- STATED GOAL
Using the data below, copy each line that includes the word "this".
------ LISTED ENTRIES ------
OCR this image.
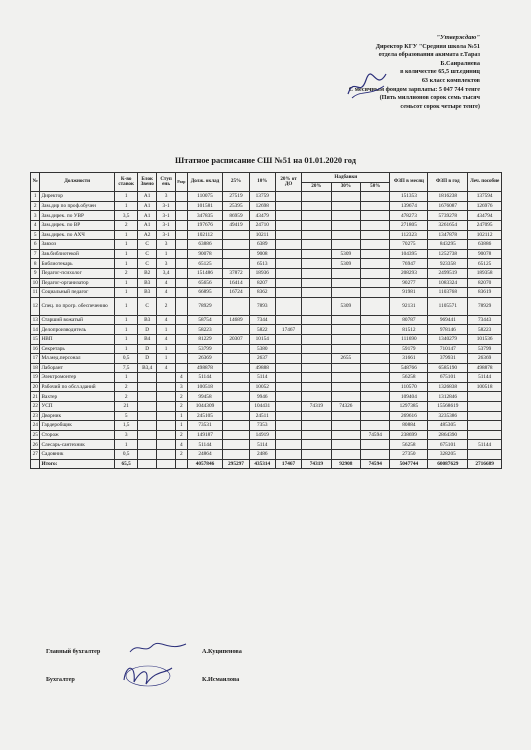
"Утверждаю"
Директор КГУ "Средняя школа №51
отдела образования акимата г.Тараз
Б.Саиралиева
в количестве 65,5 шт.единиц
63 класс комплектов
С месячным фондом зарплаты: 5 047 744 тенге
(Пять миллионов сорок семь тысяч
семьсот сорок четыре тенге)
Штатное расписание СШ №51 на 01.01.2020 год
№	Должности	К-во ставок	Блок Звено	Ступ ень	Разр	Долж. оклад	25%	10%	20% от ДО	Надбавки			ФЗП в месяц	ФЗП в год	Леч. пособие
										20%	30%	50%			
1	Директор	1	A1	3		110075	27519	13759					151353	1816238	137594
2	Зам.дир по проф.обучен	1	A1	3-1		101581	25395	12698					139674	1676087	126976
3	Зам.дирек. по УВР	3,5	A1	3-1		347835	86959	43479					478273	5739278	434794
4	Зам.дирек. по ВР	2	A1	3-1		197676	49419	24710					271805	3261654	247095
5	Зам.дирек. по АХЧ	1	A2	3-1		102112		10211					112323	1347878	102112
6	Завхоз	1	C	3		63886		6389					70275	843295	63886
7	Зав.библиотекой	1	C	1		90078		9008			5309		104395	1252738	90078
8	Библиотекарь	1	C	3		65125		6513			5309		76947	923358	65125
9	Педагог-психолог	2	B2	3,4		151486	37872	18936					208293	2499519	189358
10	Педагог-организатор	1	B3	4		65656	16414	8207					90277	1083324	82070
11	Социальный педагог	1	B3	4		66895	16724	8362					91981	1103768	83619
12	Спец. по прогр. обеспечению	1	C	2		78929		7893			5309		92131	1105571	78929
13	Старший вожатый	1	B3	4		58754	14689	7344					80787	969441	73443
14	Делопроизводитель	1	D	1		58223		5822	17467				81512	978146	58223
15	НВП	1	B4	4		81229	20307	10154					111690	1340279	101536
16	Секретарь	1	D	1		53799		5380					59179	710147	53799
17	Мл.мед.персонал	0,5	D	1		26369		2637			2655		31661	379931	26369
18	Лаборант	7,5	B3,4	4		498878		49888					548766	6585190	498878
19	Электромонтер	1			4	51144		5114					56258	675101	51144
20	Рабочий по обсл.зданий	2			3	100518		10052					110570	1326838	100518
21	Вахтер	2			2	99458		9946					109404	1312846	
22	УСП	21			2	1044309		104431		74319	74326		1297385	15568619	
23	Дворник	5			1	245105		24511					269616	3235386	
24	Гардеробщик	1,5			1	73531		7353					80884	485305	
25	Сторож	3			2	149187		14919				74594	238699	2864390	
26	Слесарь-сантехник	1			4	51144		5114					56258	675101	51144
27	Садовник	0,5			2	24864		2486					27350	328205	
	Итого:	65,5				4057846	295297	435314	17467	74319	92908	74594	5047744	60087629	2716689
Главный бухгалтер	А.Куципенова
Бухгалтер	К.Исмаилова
------
------ LISTED ENTRIES ------
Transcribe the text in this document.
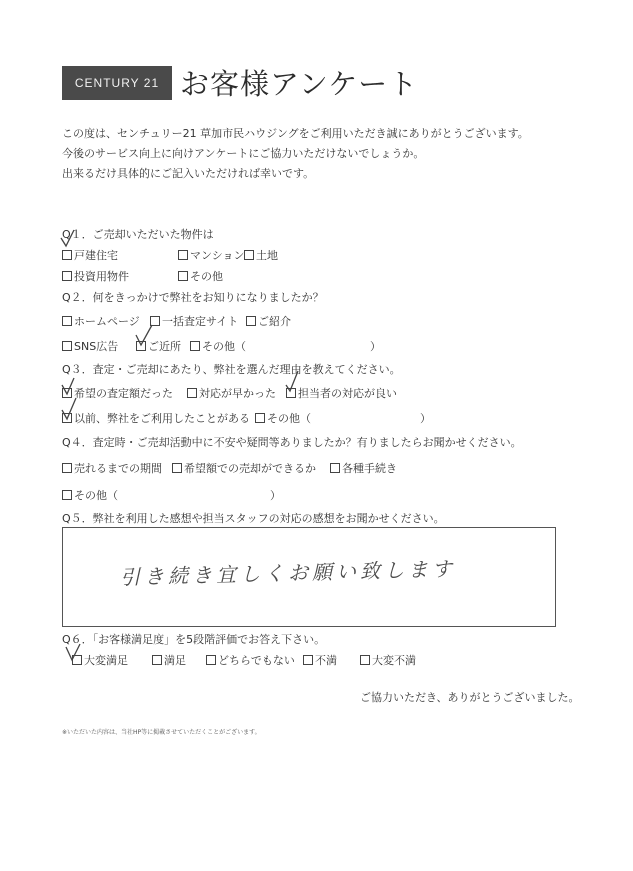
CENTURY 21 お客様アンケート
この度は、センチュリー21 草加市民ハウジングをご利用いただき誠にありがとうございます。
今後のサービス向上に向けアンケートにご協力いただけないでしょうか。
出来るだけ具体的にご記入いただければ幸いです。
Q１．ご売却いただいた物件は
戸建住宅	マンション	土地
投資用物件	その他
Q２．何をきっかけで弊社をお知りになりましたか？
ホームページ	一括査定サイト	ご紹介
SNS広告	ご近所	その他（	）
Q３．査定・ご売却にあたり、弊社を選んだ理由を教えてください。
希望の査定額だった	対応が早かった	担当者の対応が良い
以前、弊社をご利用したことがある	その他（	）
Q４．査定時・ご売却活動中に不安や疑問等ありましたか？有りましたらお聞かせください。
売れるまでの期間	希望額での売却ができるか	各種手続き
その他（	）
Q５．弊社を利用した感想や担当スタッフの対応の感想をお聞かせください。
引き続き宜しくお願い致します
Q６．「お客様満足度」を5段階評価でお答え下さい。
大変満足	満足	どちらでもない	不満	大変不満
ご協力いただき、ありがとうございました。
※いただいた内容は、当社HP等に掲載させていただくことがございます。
------
- COMPLETED TASK
OCR this image.
Transcribe the text in this document.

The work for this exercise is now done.